*WHAT YOU NEED TO DO*
Transcribe each line exactly.
---------------
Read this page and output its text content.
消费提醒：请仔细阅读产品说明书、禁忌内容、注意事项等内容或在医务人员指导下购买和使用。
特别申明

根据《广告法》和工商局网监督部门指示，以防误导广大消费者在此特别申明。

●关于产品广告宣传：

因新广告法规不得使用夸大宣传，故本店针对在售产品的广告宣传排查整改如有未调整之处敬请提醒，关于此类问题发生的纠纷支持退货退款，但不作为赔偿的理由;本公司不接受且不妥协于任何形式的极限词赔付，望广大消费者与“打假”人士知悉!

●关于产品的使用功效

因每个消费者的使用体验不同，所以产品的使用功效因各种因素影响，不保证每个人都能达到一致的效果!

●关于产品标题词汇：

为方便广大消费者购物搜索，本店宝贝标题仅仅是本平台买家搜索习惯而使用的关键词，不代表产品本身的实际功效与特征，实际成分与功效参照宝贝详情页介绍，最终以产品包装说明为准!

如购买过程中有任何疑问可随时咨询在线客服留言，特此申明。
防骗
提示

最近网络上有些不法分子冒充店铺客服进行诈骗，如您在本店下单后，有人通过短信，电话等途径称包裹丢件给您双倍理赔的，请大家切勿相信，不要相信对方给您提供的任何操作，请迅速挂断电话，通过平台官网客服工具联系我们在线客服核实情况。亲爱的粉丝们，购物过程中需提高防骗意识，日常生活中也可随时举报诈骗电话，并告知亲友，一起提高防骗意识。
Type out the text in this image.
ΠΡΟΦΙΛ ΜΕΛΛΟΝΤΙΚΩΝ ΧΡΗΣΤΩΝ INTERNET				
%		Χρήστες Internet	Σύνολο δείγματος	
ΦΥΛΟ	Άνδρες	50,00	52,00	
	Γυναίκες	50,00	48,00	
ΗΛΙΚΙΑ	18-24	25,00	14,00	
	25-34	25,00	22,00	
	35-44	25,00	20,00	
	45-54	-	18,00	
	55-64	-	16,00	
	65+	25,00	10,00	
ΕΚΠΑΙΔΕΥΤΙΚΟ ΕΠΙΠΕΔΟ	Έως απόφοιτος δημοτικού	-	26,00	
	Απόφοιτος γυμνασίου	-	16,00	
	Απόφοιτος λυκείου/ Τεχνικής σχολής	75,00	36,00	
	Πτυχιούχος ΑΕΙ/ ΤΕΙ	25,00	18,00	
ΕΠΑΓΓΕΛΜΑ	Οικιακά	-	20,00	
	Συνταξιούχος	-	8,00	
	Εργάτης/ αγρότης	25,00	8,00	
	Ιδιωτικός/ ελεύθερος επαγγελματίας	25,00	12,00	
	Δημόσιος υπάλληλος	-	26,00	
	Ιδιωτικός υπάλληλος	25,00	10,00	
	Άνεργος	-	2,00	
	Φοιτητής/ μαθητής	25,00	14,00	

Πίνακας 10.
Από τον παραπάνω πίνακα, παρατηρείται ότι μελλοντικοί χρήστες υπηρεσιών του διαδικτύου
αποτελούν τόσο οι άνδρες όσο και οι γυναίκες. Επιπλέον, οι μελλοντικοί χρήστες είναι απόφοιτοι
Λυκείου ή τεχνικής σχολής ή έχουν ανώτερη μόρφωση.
---------------
*COMPLETED TASK*
Read this page and output its text content.
消费提醒：请仔细阅读产品说明书、禁忌内容、注意事项等内容或在医务人员指导下购买和使用。
特别申明

根据《广告法》和工商局网监督部门指示，以防误导广大消费者在此特别申明。

●关于产品广告宣传：

因新广告法规不得使用夸大宣传，故本店针对在售产品的广告宣传排查整改如有未调整之处敬请提醒，关于此类问题发生的纠纷支持退货退款，但不作为赔偿的理由;本公司不接受且不妥协于任何形式的极限词赔付，望广大消费者与“打假”人士知悉!

●关于产品的使用功效

因每个消费者的使用体验不同，所以产品的使用功效因各种因素影响，不保证每个人都能达到一致的效果!

●关于产品标题词汇：

为方便广大消费者购物搜索，本店宝贝标题仅仅是本平台买家搜索习惯而使用的关键词，不代表产品本身的实际功效与特征，实际成分与功效参照宝贝详情页介绍，最终以产品包装说明为准!

如购买过程中有任何疑问可随时咨询在线客服留言，特此申明。
防骗
提示

最近网络上有些不法分子冒充店铺客服进行诈骗，如您在本店下单后，有人通过短信，电话等途径称包裹丢件给您双倍理赔的，请大家切勿相信，不要相信对方给您提供的任何操作，请迅速挂断电话，通过平台官网客服工具联系我们在线客服核实情况。亲爱的粉丝们，购物过程中需提高防骗意识，日常生活中也可随时举报诈骗电话，并告知亲友，一起提高防骗意识。
Type out the text in this image.
ΠΡΟΦΙΛ ΜΕΛΛΟΝΤΙΚΩΝ ΧΡΗΣΤΩΝ INTERNET				
%		Χρήστες Internet	Σύνολο δείγματος	
ΦΥΛΟ	Άνδρες	50,00	52,00	
	Γυναίκες	50,00	48,00	
ΗΛΙΚΙΑ	18-24	25,00	14,00	
	25-34	25,00	22,00	
	35-44	25,00	20,00	
	45-54	-	18,00	
	55-64	-	16,00	
	65+	25,00	10,00	
ΕΚΠΑΙΔΕΥΤΙΚΟ ΕΠΙΠΕΔΟ	Έως απόφοιτος δημοτικού	-	26,00	
	Απόφοιτος γυμνασίου	-	16,00	
	Απόφοιτος λυκείου/ Τεχνικής σχολής	75,00	36,00	
	Πτυχιούχος ΑΕΙ/ ΤΕΙ	25,00	18,00	
ΕΠΑΓΓΕΛΜΑ	Οικιακά	-	20,00	
	Συνταξιούχος	-	8,00	
	Εργάτης/ αγρότης	25,00	8,00	
	Ιδιωτικός/ ελεύθερος επαγγελματίας	25,00	12,00	
	Δημόσιος υπάλληλος	-	26,00	
	Ιδιωτικός υπάλληλος	25,00	10,00	
	Άνεργος	-	2,00	
	Φοιτητής/ μαθητής	25,00	14,00	

Πίνακας 10.
Από τον παραπάνω πίνακα, παρατηρείται ότι μελλοντικοί χρήστες υπηρεσιών του διαδικτύου
αποτελούν τόσο οι άνδρες όσο και οι γυναίκες. Επιπλέον, οι μελλοντικοί χρήστες είναι απόφοιτοι
Λυκείου ή τεχνικής σχολής ή έχουν ανώτερη μόρφωση.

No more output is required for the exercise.